[TO DO]: Copy out each line exactly; pictures stay out of the copy.

>> begin

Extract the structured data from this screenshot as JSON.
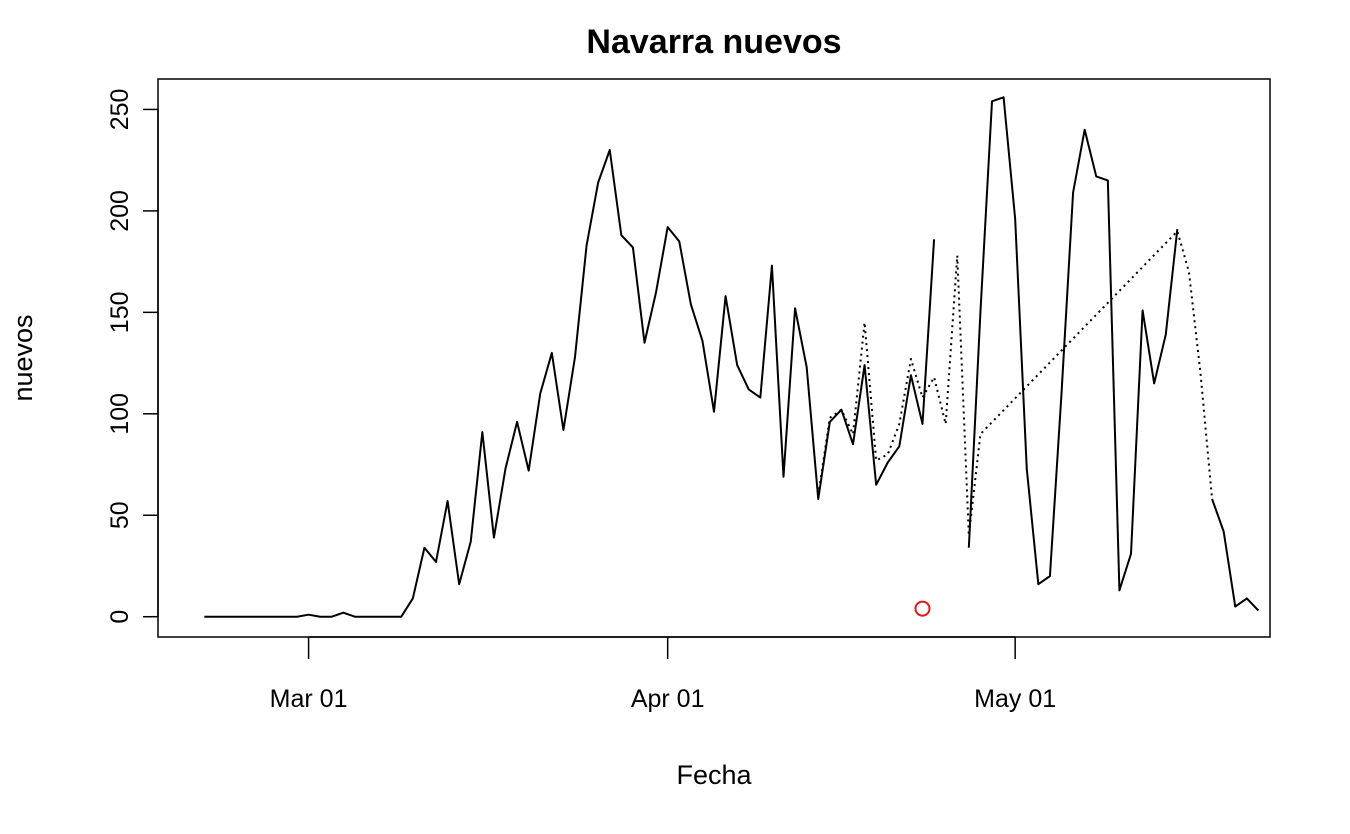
{
  "chart_data": {
    "type": "line",
    "title": "Navarra nuevos",
    "xlabel": "Fecha",
    "ylabel": "nuevos",
    "x_range": [
      "2020-02-17",
      "2020-05-23"
    ],
    "ylim": [
      -10,
      265
    ],
    "x_ticks": [
      {
        "date": "2020-03-01",
        "label": "Mar 01"
      },
      {
        "date": "2020-04-01",
        "label": "Apr 01"
      },
      {
        "date": "2020-05-01",
        "label": "May 01"
      }
    ],
    "y_ticks": [
      0,
      50,
      100,
      150,
      200,
      250
    ],
    "grid": false,
    "colors": {
      "line": "#000000",
      "marker": "#e8141b"
    },
    "series": [
      {
        "style": "solid",
        "x": [
          "2020-02-21",
          "2020-02-22",
          "2020-02-23",
          "2020-02-24",
          "2020-02-25",
          "2020-02-26",
          "2020-02-27",
          "2020-02-28",
          "2020-02-29",
          "2020-03-01",
          "2020-03-02",
          "2020-03-03",
          "2020-03-04",
          "2020-03-05",
          "2020-03-06",
          "2020-03-07",
          "2020-03-08",
          "2020-03-09",
          "2020-03-10",
          "2020-03-11",
          "2020-03-12",
          "2020-03-13",
          "2020-03-14",
          "2020-03-15",
          "2020-03-16",
          "2020-03-17",
          "2020-03-18",
          "2020-03-19",
          "2020-03-20",
          "2020-03-21",
          "2020-03-22",
          "2020-03-23",
          "2020-03-24",
          "2020-03-25",
          "2020-03-26",
          "2020-03-27",
          "2020-03-28",
          "2020-03-29",
          "2020-03-30",
          "2020-03-31",
          "2020-04-01",
          "2020-04-02",
          "2020-04-03",
          "2020-04-04",
          "2020-04-05",
          "2020-04-06",
          "2020-04-07",
          "2020-04-08",
          "2020-04-09",
          "2020-04-10",
          "2020-04-11",
          "2020-04-12",
          "2020-04-13",
          "2020-04-14",
          "2020-04-15",
          "2020-04-16",
          "2020-04-17",
          "2020-04-18",
          "2020-04-19",
          "2020-04-20",
          "2020-04-21",
          "2020-04-22",
          "2020-04-23",
          "2020-04-24",
          "2020-04-25",
          "2020-04-26",
          "2020-04-27",
          "2020-04-28",
          "2020-04-29",
          "2020-04-30",
          "2020-05-01",
          "2020-05-02",
          "2020-05-03",
          "2020-05-04",
          "2020-05-05",
          "2020-05-06",
          "2020-05-07",
          "2020-05-08",
          "2020-05-09",
          "2020-05-10",
          "2020-05-11",
          "2020-05-12",
          "2020-05-13",
          "2020-05-14",
          "2020-05-15",
          "2020-05-16",
          "2020-05-17",
          "2020-05-18",
          "2020-05-19",
          "2020-05-20",
          "2020-05-21",
          "2020-05-22"
        ],
        "y": [
          0,
          0,
          0,
          0,
          0,
          0,
          0,
          0,
          0,
          1,
          0,
          0,
          2,
          0,
          0,
          0,
          0,
          0,
          9,
          34,
          27,
          57,
          16,
          37,
          91,
          39,
          73,
          96,
          72,
          110,
          130,
          92,
          128,
          183,
          214,
          230,
          188,
          182,
          135,
          160,
          192,
          185,
          154,
          136,
          101,
          158,
          124,
          112,
          108,
          173,
          69,
          152,
          123,
          58,
          96,
          102,
          85,
          124,
          65,
          76,
          84,
          119,
          95,
          186,
          null,
          null,
          34,
          150,
          254,
          256,
          196,
          73,
          16,
          20,
          110,
          209,
          240,
          217,
          215,
          13,
          31,
          151,
          115,
          139,
          191,
          null,
          null,
          58,
          42,
          5,
          9,
          3
        ]
      },
      {
        "style": "dotted",
        "x": [
          "2020-04-14",
          "2020-04-15",
          "2020-04-16",
          "2020-04-17",
          "2020-04-18",
          "2020-04-19",
          "2020-04-20",
          "2020-04-21",
          "2020-04-22",
          "2020-04-23",
          "2020-04-24",
          "2020-04-25",
          "2020-04-26",
          "2020-04-27",
          "2020-04-28",
          "2020-05-15",
          "2020-05-16",
          "2020-05-17",
          "2020-05-18"
        ],
        "y": [
          60,
          98,
          102,
          90,
          145,
          77,
          80,
          95,
          127,
          108,
          118,
          95,
          178,
          40,
          90,
          190,
          170,
          120,
          58
        ]
      },
      {
        "style": "points",
        "x": [
          "2020-04-23"
        ],
        "y": [
          4
        ]
      }
    ]
  }
}
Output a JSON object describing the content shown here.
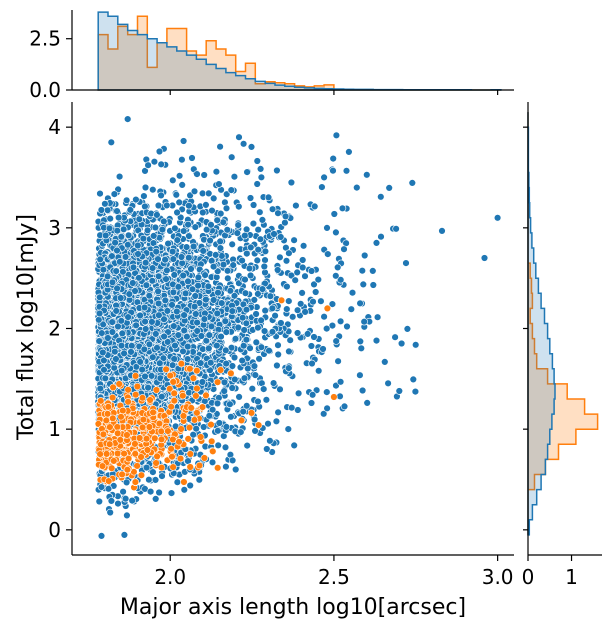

>> end

[TASK RESULT]:
Extract the structured data from this screenshot as JSON.
{
  "chart_data": {
    "type": "line",
    "title": "Navarra nuevos",
    "xlabel": "Fecha",
    "ylabel": "nuevos",
    "x_range": [
      "2020-02-17",
      "2020-05-23"
    ],
    "ylim": [
      -10,
      265
    ],
    "x_ticks": [
      {
        "date": "2020-03-01",
        "label": "Mar 01"
      },
      {
        "date": "2020-04-01",
        "label": "Apr 01"
      },
      {
        "date": "2020-05-01",
        "label": "May 01"
      }
    ],
    "y_ticks": [
      0,
      50,
      100,
      150,
      200,
      250
    ],
    "grid": false,
    "colors": {
      "line": "#000000",
      "marker": "#e8141b"
    },
    "series": [
      {
        "style": "solid",
        "x": [
          "2020-02-21",
          "2020-02-22",
          "2020-02-23",
          "2020-02-24",
          "2020-02-25",
          "2020-02-26",
          "2020-02-27",
          "2020-02-28",
          "2020-02-29",
          "2020-03-01",
          "2020-03-02",
          "2020-03-03",
          "2020-03-04",
          "2020-03-05",
          "2020-03-06",
          "2020-03-07",
          "2020-03-08",
          "2020-03-09",
          "2020-03-10",
          "2020-03-11",
          "2020-03-12",
          "2020-03-13",
          "2020-03-14",
          "2020-03-15",
          "2020-03-16",
          "2020-03-17",
          "2020-03-18",
          "2020-03-19",
          "2020-03-20",
          "2020-03-21",
          "2020-03-22",
          "2020-03-23",
          "2020-03-24",
          "2020-03-25",
          "2020-03-26",
          "2020-03-27",
          "2020-03-28",
          "2020-03-29",
          "2020-03-30",
          "2020-03-31",
          "2020-04-01",
          "2020-04-02",
          "2020-04-03",
          "2020-04-04",
          "2020-04-05",
          "2020-04-06",
          "2020-04-07",
          "2020-04-08",
          "2020-04-09",
          "2020-04-10",
          "2020-04-11",
          "2020-04-12",
          "2020-04-13",
          "2020-04-14",
          "2020-04-15",
          "2020-04-16",
          "2020-04-17",
          "2020-04-18",
          "2020-04-19",
          "2020-04-20",
          "2020-04-21",
          "2020-04-22",
          "2020-04-23",
          "2020-04-24",
          "2020-04-25",
          "2020-04-26",
          "2020-04-27",
          "2020-04-28",
          "2020-04-29",
          "2020-04-30",
          "2020-05-01",
          "2020-05-02",
          "2020-05-03",
          "2020-05-04",
          "2020-05-05",
          "2020-05-06",
          "2020-05-07",
          "2020-05-08",
          "2020-05-09",
          "2020-05-10",
          "2020-05-11",
          "2020-05-12",
          "2020-05-13",
          "2020-05-14",
          "2020-05-15",
          "2020-05-16",
          "2020-05-17",
          "2020-05-18",
          "2020-05-19",
          "2020-05-20",
          "2020-05-21",
          "2020-05-22"
        ],
        "y": [
          0,
          0,
          0,
          0,
          0,
          0,
          0,
          0,
          0,
          1,
          0,
          0,
          2,
          0,
          0,
          0,
          0,
          0,
          9,
          34,
          27,
          57,
          16,
          37,
          91,
          39,
          73,
          96,
          72,
          110,
          130,
          92,
          128,
          183,
          214,
          230,
          188,
          182,
          135,
          160,
          192,
          185,
          154,
          136,
          101,
          158,
          124,
          112,
          108,
          173,
          69,
          152,
          123,
          58,
          96,
          102,
          85,
          124,
          65,
          76,
          84,
          119,
          95,
          186,
          null,
          null,
          34,
          150,
          254,
          256,
          196,
          73,
          16,
          20,
          110,
          209,
          240,
          217,
          215,
          13,
          31,
          151,
          115,
          139,
          191,
          null,
          null,
          58,
          42,
          5,
          9,
          3
        ]
      },
      {
        "style": "dotted",
        "x": [
          "2020-04-14",
          "2020-04-15",
          "2020-04-16",
          "2020-04-17",
          "2020-04-18",
          "2020-04-19",
          "2020-04-20",
          "2020-04-21",
          "2020-04-22",
          "2020-04-23",
          "2020-04-24",
          "2020-04-25",
          "2020-04-26",
          "2020-04-27",
          "2020-04-28",
          "2020-05-15",
          "2020-05-16",
          "2020-05-17",
          "2020-05-18"
        ],
        "y": [
          60,
          98,
          102,
          90,
          145,
          77,
          80,
          95,
          127,
          108,
          118,
          95,
          178,
          40,
          90,
          190,
          170,
          120,
          58
        ]
      },
      {
        "style": "points",
        "x": [
          "2020-04-23"
        ],
        "y": [
          4
        ]
      }
    ]
  }
}
Output a JSON object describing the content shown here.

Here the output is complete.